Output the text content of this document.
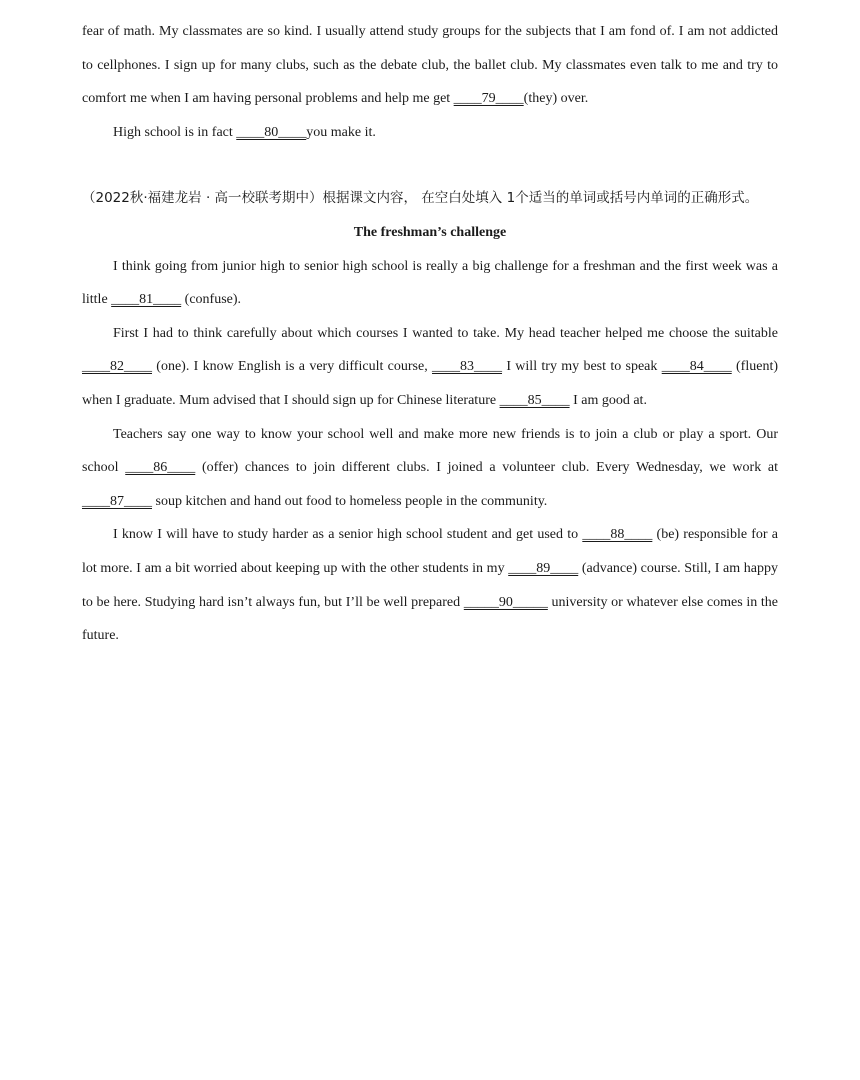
fear of math. My classmates are so kind. I usually attend study groups for the subjects that I am fond of. I am not addicted to cellphones. I sign up for many clubs, such as the debate club, the ballet club. My classmates even talk to me and try to comfort me when I am having personal problems and help me get ____79____(they) over.

High school is in fact ____80____you make it.

（2022秋·福建龙岩 · 高一校联考期中）根据课文内容， 在空白处填入 1个适当的单词或括号内单词的正确形式。

The freshman’s challenge

I think going from junior high to senior high school is really a big challenge for a freshman and the first week was a little ____81____ (confuse).

First I had to think carefully about which courses I wanted to take. My head teacher helped me choose the suitable ____82____ (one). I know English is a very difficult course, ____83____ I will try my best to speak ____84____ (fluent) when I graduate. Mum advised that I should sign up for Chinese literature ____85____ I am good at.

Teachers say one way to know your school well and make more new friends is to join a club or play a sport. Our school ____86____ (offer) chances to join different clubs. I joined a volunteer club. Every Wednesday, we work at ____87____ soup kitchen and hand out food to homeless people in the community.

I know I will have to study harder as a senior high school student and get used to ____88____ (be) responsible for a lot more. I am a bit worried about keeping up with the other students in my ____89____ (advance) course. Still, I am happy to be here. Studying hard isn’t always fun, but I’ll be well prepared _____90_____ university or whatever else comes in the future.
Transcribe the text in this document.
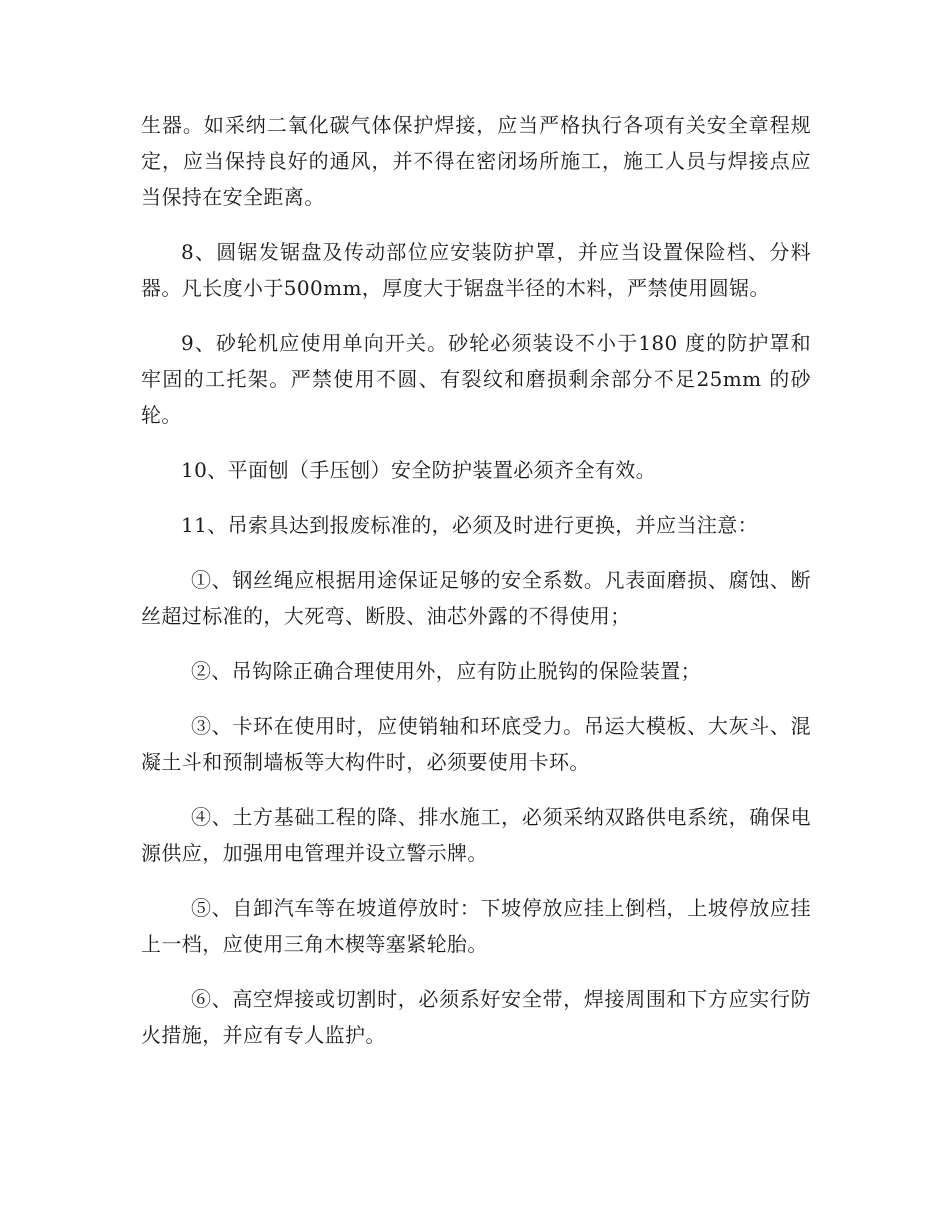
生器。如采纳二氧化碳气体保护焊接，应当严格执行各项有关安全章程规定，应当保持良好的通风，并不得在密闭场所施工，施工人员与焊接点应当保持在安全距离。

8、圆锯发锯盘及传动部位应安装防护罩，并应当设置保险档、分料器。凡长度小于500mm，厚度大于锯盘半径的木料，严禁使用圆锯。

9、砂轮机应使用单向开关。砂轮必须装设不小于180 度的防护罩和牢固的工托架。严禁使用不圆、有裂纹和磨损剩余部分不足25mm 的砂轮。

10、平面刨（手压刨）安全防护装置必须齐全有效。

11、吊索具达到报废标准的，必须及时进行更换，并应当注意：

①、钢丝绳应根据用途保证足够的安全系数。凡表面磨损、腐蚀、断丝超过标准的，大死弯、断股、油芯外露的不得使用；

②、吊钩除正确合理使用外，应有防止脱钩的保险装置；

③、卡环在使用时，应使销轴和环底受力。吊运大模板、大灰斗、混凝土斗和预制墙板等大构件时，必须要使用卡环。

④、土方基础工程的降、排水施工，必须采纳双路供电系统，确保电源供应，加强用电管理并设立警示牌。

⑤、自卸汽车等在坡道停放时：下坡停放应挂上倒档，上坡停放应挂上一档，应使用三角木楔等塞紧轮胎。

⑥、高空焊接或切割时，必须系好安全带，焊接周围和下方应实行防火措施，并应有专人监护。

- TASK STATEMENT -
Repeat the records in full, exactly as they appear, without the pictures.

- CORRECT RESULT -
Output the text content of this document.
fear of math. My classmates are so kind. I usually attend study groups for the subjects that I am fond of. I am not addicted to cellphones. I sign up for many clubs, such as the debate club, the ballet club. My classmates even talk to me and try to comfort me when I am having personal problems and help me get ____79____(they) over.

High school is in fact ____80____you make it.

（2022秋·福建龙岩 · 高一校联考期中）根据课文内容， 在空白处填入 1个适当的单词或括号内单词的正确形式。

The freshman’s challenge

I think going from junior high to senior high school is really a big challenge for a freshman and the first week was a little ____81____ (confuse).

First I had to think carefully about which courses I wanted to take. My head teacher helped me choose the suitable ____82____ (one). I know English is a very difficult course, ____83____ I will try my best to speak ____84____ (fluent) when I graduate. Mum advised that I should sign up for Chinese literature ____85____ I am good at.

Teachers say one way to know your school well and make more new friends is to join a club or play a sport. Our school ____86____ (offer) chances to join different clubs. I joined a volunteer club. Every Wednesday, we work at ____87____ soup kitchen and hand out food to homeless people in the community.

I know I will have to study harder as a senior high school student and get used to ____88____ (be) responsible for a lot more. I am a bit worried about keeping up with the other students in my ____89____ (advance) course. Still, I am happy to be here. Studying hard isn’t always fun, but I’ll be well prepared _____90_____ university or whatever else comes in the future.
Transcribe the text in this document.
生器。如采纳二氧化碳气体保护焊接，应当严格执行各项有关安全章程规定，应当保持良好的通风，并不得在密闭场所施工，施工人员与焊接点应当保持在安全距离。

8、圆锯发锯盘及传动部位应安装防护罩，并应当设置保险档、分料器。凡长度小于500mm，厚度大于锯盘半径的木料，严禁使用圆锯。

9、砂轮机应使用单向开关。砂轮必须装设不小于180 度的防护罩和牢固的工托架。严禁使用不圆、有裂纹和磨损剩余部分不足25mm 的砂轮。

10、平面刨（手压刨）安全防护装置必须齐全有效。

11、吊索具达到报废标准的，必须及时进行更换，并应当注意：

①、钢丝绳应根据用途保证足够的安全系数。凡表面磨损、腐蚀、断丝超过标准的，大死弯、断股、油芯外露的不得使用；

②、吊钩除正确合理使用外，应有防止脱钩的保险装置；

③、卡环在使用时，应使销轴和环底受力。吊运大模板、大灰斗、混凝土斗和预制墙板等大构件时，必须要使用卡环。

④、土方基础工程的降、排水施工，必须采纳双路供电系统，确保电源供应，加强用电管理并设立警示牌。

⑤、自卸汽车等在坡道停放时：下坡停放应挂上倒档，上坡停放应挂上一档，应使用三角木楔等塞紧轮胎。

⑥、高空焊接或切割时，必须系好安全带，焊接周围和下方应实行防火措施，并应有专人监护。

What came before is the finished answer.